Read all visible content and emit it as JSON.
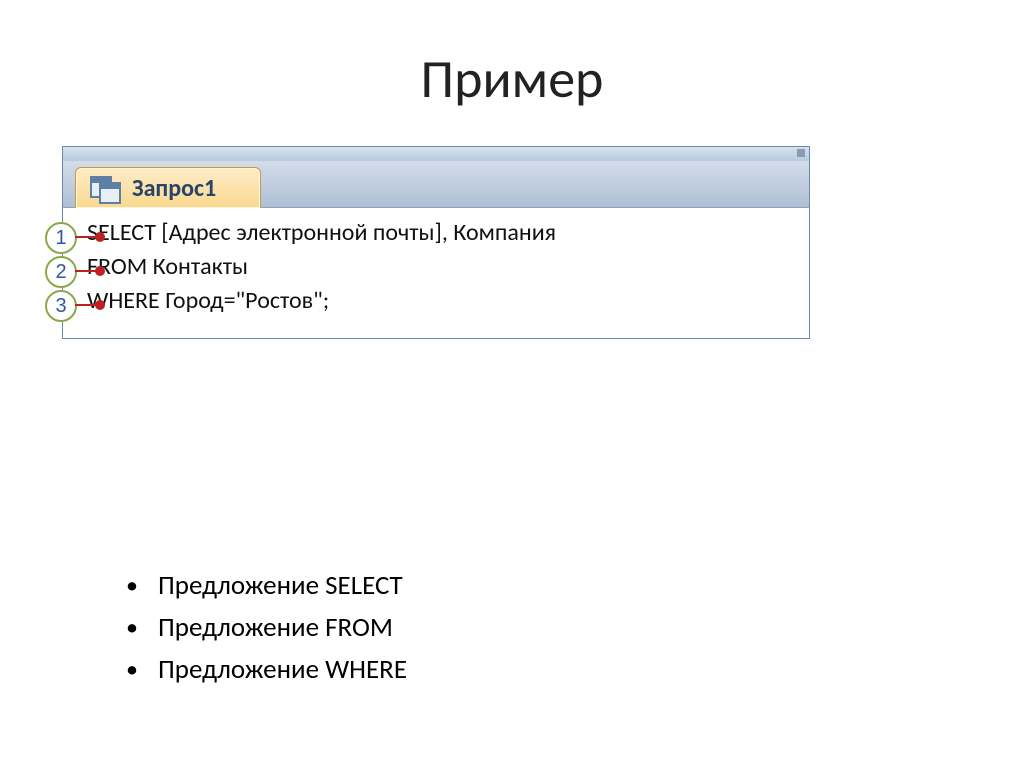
{
  "title": "Пример",
  "tab": {
    "label": "Запрос1"
  },
  "sql": {
    "line1": "SELECT [Адрес электронной почты], Компания",
    "line2": "FROM Контакты",
    "line3": "WHERE Город=\"Ростов\";"
  },
  "callouts": [
    "1",
    "2",
    "3"
  ],
  "bullets": [
    "Предложение SELECT",
    "Предложение FROM",
    "Предложение WHERE"
  ]
}
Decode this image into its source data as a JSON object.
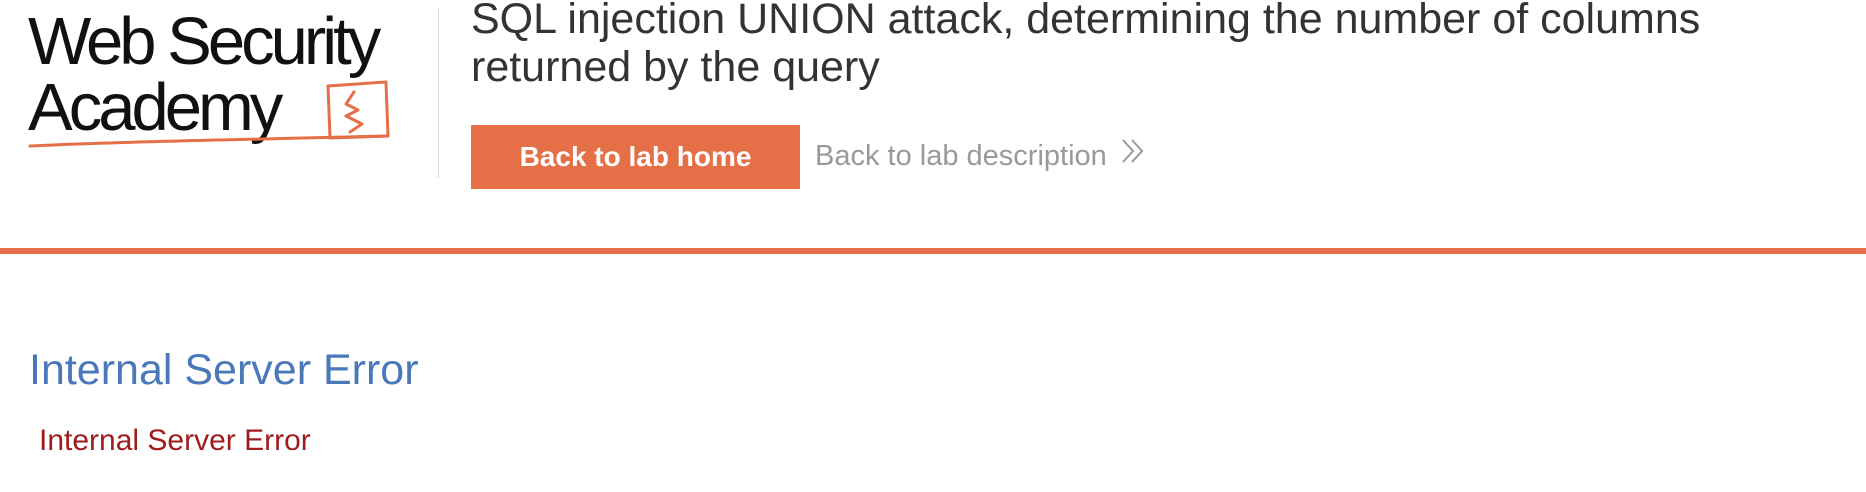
{
  "logo": {
    "line1": "Web Security",
    "line2": "Academy",
    "brand_color": "#e57047",
    "icon": "academy-logo-mark"
  },
  "header": {
    "title": "SQL injection UNION attack, determining the number of columns returned by the query",
    "back_home_label": "Back to lab home",
    "back_description_label": "Back to lab description",
    "back_description_icon": "double-chevron-right-icon",
    "accent_color": "#e57047"
  },
  "error": {
    "heading": "Internal Server Error",
    "message": "Internal Server Error",
    "heading_color": "#4a78b8",
    "message_color": "#9e1c1c"
  }
}
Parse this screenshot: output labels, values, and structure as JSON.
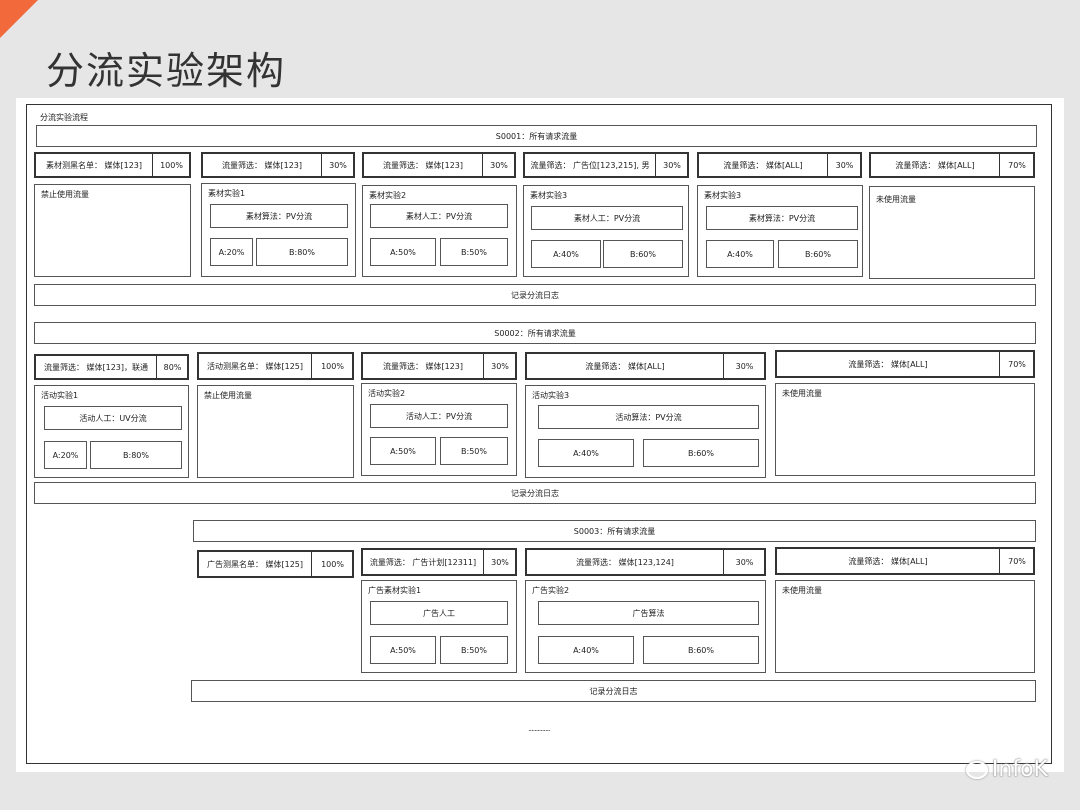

### [EXERCISE AIM]
Your copy should repeat each entry above exactly but contain no pictures.

### [ANSWER BELOW]
Read all visible content and emit it as JSON.
{
  "title": "Пример",
  "tab": {
    "label": "Запрос1"
  },
  "sql": {
    "line1": "SELECT [Адрес электронной почты], Компания",
    "line2": "FROM Контакты",
    "line3": "WHERE Город=\"Ростов\";"
  },
  "callouts": [
    "1",
    "2",
    "3"
  ],
  "bullets": [
    "Предложение SELECT",
    "Предложение FROM",
    "Предложение WHERE"
  ]
}
Decode this image into its source data as a JSON object.
{
  "logo": {
    "line1": "Web Security",
    "line2": "Academy",
    "brand_color": "#e57047",
    "icon": "academy-logo-mark"
  },
  "header": {
    "title": "SQL injection UNION attack, determining the number of columns returned by the query",
    "back_home_label": "Back to lab home",
    "back_description_label": "Back to lab description",
    "back_description_icon": "double-chevron-right-icon",
    "accent_color": "#e57047"
  },
  "error": {
    "heading": "Internal Server Error",
    "message": "Internal Server Error",
    "heading_color": "#4a78b8",
    "message_color": "#9e1c1c"
  }
}
Parse this screenshot: output labels, values, and structure as JSON.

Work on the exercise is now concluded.